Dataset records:
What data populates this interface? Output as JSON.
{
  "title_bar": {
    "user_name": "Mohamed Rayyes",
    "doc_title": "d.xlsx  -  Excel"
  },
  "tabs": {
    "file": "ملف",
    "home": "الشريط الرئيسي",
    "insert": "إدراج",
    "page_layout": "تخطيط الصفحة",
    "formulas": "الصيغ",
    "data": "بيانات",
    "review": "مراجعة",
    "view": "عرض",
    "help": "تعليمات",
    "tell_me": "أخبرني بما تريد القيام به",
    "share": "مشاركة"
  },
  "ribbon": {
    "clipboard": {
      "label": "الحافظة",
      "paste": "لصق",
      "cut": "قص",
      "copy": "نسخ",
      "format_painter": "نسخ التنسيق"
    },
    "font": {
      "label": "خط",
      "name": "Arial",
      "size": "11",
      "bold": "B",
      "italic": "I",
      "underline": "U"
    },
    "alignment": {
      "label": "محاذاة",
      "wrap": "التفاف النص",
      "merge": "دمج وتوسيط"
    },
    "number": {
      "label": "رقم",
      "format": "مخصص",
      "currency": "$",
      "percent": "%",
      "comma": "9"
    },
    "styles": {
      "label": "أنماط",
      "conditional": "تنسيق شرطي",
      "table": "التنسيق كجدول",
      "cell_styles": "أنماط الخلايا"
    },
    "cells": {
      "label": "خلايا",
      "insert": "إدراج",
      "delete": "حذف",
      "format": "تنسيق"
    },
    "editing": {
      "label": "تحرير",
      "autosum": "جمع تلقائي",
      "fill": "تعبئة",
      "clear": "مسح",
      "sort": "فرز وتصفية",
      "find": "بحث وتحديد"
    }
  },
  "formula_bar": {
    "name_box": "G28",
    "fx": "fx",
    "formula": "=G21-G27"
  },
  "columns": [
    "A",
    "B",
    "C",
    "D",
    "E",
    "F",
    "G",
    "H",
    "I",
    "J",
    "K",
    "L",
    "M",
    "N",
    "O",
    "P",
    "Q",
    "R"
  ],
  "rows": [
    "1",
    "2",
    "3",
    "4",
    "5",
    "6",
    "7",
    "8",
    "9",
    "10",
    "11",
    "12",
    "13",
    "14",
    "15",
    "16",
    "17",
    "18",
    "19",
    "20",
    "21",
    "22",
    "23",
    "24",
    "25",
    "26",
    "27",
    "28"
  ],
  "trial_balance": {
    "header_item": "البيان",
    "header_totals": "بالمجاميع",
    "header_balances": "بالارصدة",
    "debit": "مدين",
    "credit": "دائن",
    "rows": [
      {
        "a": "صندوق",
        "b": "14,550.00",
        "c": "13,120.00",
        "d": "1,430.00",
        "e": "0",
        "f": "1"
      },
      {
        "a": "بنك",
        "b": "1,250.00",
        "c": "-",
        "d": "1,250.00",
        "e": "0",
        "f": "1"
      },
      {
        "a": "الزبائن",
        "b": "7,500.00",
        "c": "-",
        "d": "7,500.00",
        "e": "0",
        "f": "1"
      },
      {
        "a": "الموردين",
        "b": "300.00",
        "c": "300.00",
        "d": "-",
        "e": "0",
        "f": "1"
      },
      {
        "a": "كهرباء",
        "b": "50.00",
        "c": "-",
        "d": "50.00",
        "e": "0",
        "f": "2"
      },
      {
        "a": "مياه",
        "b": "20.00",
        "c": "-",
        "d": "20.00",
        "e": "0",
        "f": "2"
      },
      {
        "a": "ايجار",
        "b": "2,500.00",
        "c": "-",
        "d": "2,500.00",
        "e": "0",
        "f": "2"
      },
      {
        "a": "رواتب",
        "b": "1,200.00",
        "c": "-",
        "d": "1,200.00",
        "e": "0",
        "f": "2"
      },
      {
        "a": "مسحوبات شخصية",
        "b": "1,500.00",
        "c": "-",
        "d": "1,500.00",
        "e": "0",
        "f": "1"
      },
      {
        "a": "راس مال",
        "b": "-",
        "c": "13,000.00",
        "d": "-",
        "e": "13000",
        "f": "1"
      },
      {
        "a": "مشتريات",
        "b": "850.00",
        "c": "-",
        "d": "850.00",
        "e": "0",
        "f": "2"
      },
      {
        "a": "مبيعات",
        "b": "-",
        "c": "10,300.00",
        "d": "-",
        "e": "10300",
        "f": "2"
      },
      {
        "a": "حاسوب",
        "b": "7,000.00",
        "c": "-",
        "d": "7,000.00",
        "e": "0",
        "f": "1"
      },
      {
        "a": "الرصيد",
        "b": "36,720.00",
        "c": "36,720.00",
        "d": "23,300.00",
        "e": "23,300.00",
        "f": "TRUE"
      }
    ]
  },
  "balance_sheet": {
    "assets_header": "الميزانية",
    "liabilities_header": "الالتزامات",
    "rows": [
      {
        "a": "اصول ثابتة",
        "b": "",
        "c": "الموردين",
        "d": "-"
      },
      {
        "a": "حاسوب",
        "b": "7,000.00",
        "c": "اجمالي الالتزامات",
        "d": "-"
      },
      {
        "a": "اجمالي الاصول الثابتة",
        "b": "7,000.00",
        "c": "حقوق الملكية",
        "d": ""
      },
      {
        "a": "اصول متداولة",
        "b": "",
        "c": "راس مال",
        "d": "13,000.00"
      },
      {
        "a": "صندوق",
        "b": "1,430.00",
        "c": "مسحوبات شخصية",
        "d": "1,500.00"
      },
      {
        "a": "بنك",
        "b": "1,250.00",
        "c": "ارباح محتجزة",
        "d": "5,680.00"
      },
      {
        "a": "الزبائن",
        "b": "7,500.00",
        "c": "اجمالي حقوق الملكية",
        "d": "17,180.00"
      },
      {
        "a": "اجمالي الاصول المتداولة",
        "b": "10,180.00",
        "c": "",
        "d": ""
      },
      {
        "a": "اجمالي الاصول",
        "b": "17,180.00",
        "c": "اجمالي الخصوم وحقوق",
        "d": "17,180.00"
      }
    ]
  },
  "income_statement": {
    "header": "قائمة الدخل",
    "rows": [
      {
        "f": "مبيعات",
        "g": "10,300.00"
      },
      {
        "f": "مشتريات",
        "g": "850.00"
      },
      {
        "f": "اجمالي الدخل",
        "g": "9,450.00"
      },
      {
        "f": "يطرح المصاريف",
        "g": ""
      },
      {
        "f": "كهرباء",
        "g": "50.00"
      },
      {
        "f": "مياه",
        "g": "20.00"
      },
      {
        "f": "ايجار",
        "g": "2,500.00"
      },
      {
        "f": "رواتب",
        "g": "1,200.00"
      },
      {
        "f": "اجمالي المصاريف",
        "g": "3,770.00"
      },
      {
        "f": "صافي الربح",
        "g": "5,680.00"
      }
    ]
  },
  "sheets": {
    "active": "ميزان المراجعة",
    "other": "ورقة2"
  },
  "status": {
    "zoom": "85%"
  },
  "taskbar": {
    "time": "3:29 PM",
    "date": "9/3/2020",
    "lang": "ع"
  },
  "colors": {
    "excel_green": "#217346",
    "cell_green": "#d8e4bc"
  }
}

WHAT THE EXERCISE ASKS » Take the listing above and set it down exactly.

COMPLETE RESPONSE »
What data populates this interface? Output as JSON.
{
  "title_bar": {
    "user_name": "Mohamed Rayyes",
    "doc_title": "d.xlsx  -  Excel"
  },
  "tabs": {
    "file": "ملف",
    "home": "الشريط الرئيسي",
    "insert": "إدراج",
    "page_layout": "تخطيط الصفحة",
    "formulas": "الصيغ",
    "data": "بيانات",
    "review": "مراجعة",
    "view": "عرض",
    "help": "تعليمات",
    "tell_me": "أخبرني بما تريد القيام به",
    "share": "مشاركة"
  },
  "ribbon": {
    "clipboard": {
      "label": "الحافظة",
      "paste": "لصق",
      "cut": "قص",
      "copy": "نسخ",
      "format_painter": "نسخ التنسيق"
    },
    "font": {
      "label": "خط",
      "name": "Arial",
      "size": "11",
      "bold": "B",
      "italic": "I",
      "underline": "U"
    },
    "alignment": {
      "label": "محاذاة",
      "wrap": "التفاف النص",
      "merge": "دمج وتوسيط"
    },
    "number": {
      "label": "رقم",
      "format": "مخصص",
      "currency": "$",
      "percent": "%",
      "comma": "9"
    },
    "styles": {
      "label": "أنماط",
      "conditional": "تنسيق شرطي",
      "table": "التنسيق كجدول",
      "cell_styles": "أنماط الخلايا"
    },
    "cells": {
      "label": "خلايا",
      "insert": "إدراج",
      "delete": "حذف",
      "format": "تنسيق"
    },
    "editing": {
      "label": "تحرير",
      "autosum": "جمع تلقائي",
      "fill": "تعبئة",
      "clear": "مسح",
      "sort": "فرز وتصفية",
      "find": "بحث وتحديد"
    }
  },
  "formula_bar": {
    "name_box": "G28",
    "fx": "fx",
    "formula": "=G21-G27"
  },
  "columns": [
    "A",
    "B",
    "C",
    "D",
    "E",
    "F",
    "G",
    "H",
    "I",
    "J",
    "K",
    "L",
    "M",
    "N",
    "O",
    "P",
    "Q",
    "R"
  ],
  "rows": [
    "1",
    "2",
    "3",
    "4",
    "5",
    "6",
    "7",
    "8",
    "9",
    "10",
    "11",
    "12",
    "13",
    "14",
    "15",
    "16",
    "17",
    "18",
    "19",
    "20",
    "21",
    "22",
    "23",
    "24",
    "25",
    "26",
    "27",
    "28"
  ],
  "trial_balance": {
    "header_item": "البيان",
    "header_totals": "بالمجاميع",
    "header_balances": "بالارصدة",
    "debit": "مدين",
    "credit": "دائن",
    "rows": [
      {
        "a": "صندوق",
        "b": "14,550.00",
        "c": "13,120.00",
        "d": "1,430.00",
        "e": "0",
        "f": "1"
      },
      {
        "a": "بنك",
        "b": "1,250.00",
        "c": "-",
        "d": "1,250.00",
        "e": "0",
        "f": "1"
      },
      {
        "a": "الزبائن",
        "b": "7,500.00",
        "c": "-",
        "d": "7,500.00",
        "e": "0",
        "f": "1"
      },
      {
        "a": "الموردين",
        "b": "300.00",
        "c": "300.00",
        "d": "-",
        "e": "0",
        "f": "1"
      },
      {
        "a": "كهرباء",
        "b": "50.00",
        "c": "-",
        "d": "50.00",
        "e": "0",
        "f": "2"
      },
      {
        "a": "مياه",
        "b": "20.00",
        "c": "-",
        "d": "20.00",
        "e": "0",
        "f": "2"
      },
      {
        "a": "ايجار",
        "b": "2,500.00",
        "c": "-",
        "d": "2,500.00",
        "e": "0",
        "f": "2"
      },
      {
        "a": "رواتب",
        "b": "1,200.00",
        "c": "-",
        "d": "1,200.00",
        "e": "0",
        "f": "2"
      },
      {
        "a": "مسحوبات شخصية",
        "b": "1,500.00",
        "c": "-",
        "d": "1,500.00",
        "e": "0",
        "f": "1"
      },
      {
        "a": "راس مال",
        "b": "-",
        "c": "13,000.00",
        "d": "-",
        "e": "13000",
        "f": "1"
      },
      {
        "a": "مشتريات",
        "b": "850.00",
        "c": "-",
        "d": "850.00",
        "e": "0",
        "f": "2"
      },
      {
        "a": "مبيعات",
        "b": "-",
        "c": "10,300.00",
        "d": "-",
        "e": "10300",
        "f": "2"
      },
      {
        "a": "حاسوب",
        "b": "7,000.00",
        "c": "-",
        "d": "7,000.00",
        "e": "0",
        "f": "1"
      },
      {
        "a": "الرصيد",
        "b": "36,720.00",
        "c": "36,720.00",
        "d": "23,300.00",
        "e": "23,300.00",
        "f": "TRUE"
      }
    ]
  },
  "balance_sheet": {
    "assets_header": "الميزانية",
    "liabilities_header": "الالتزامات",
    "rows": [
      {
        "a": "اصول ثابتة",
        "b": "",
        "c": "الموردين",
        "d": "-"
      },
      {
        "a": "حاسوب",
        "b": "7,000.00",
        "c": "اجمالي الالتزامات",
        "d": "-"
      },
      {
        "a": "اجمالي الاصول الثابتة",
        "b": "7,000.00",
        "c": "حقوق الملكية",
        "d": ""
      },
      {
        "a": "اصول متداولة",
        "b": "",
        "c": "راس مال",
        "d": "13,000.00"
      },
      {
        "a": "صندوق",
        "b": "1,430.00",
        "c": "مسحوبات شخصية",
        "d": "1,500.00"
      },
      {
        "a": "بنك",
        "b": "1,250.00",
        "c": "ارباح محتجزة",
        "d": "5,680.00"
      },
      {
        "a": "الزبائن",
        "b": "7,500.00",
        "c": "اجمالي حقوق الملكية",
        "d": "17,180.00"
      },
      {
        "a": "اجمالي الاصول المتداولة",
        "b": "10,180.00",
        "c": "",
        "d": ""
      },
      {
        "a": "اجمالي الاصول",
        "b": "17,180.00",
        "c": "اجمالي الخصوم وحقوق",
        "d": "17,180.00"
      }
    ]
  },
  "income_statement": {
    "header": "قائمة الدخل",
    "rows": [
      {
        "f": "مبيعات",
        "g": "10,300.00"
      },
      {
        "f": "مشتريات",
        "g": "850.00"
      },
      {
        "f": "اجمالي الدخل",
        "g": "9,450.00"
      },
      {
        "f": "يطرح المصاريف",
        "g": ""
      },
      {
        "f": "كهرباء",
        "g": "50.00"
      },
      {
        "f": "مياه",
        "g": "20.00"
      },
      {
        "f": "ايجار",
        "g": "2,500.00"
      },
      {
        "f": "رواتب",
        "g": "1,200.00"
      },
      {
        "f": "اجمالي المصاريف",
        "g": "3,770.00"
      },
      {
        "f": "صافي الربح",
        "g": "5,680.00"
      }
    ]
  },
  "sheets": {
    "active": "ميزان المراجعة",
    "other": "ورقة2"
  },
  "status": {
    "zoom": "85%"
  },
  "taskbar": {
    "time": "3:29 PM",
    "date": "9/3/2020",
    "lang": "ع"
  },
  "colors": {
    "excel_green": "#217346",
    "cell_green": "#d8e4bc"
  }
}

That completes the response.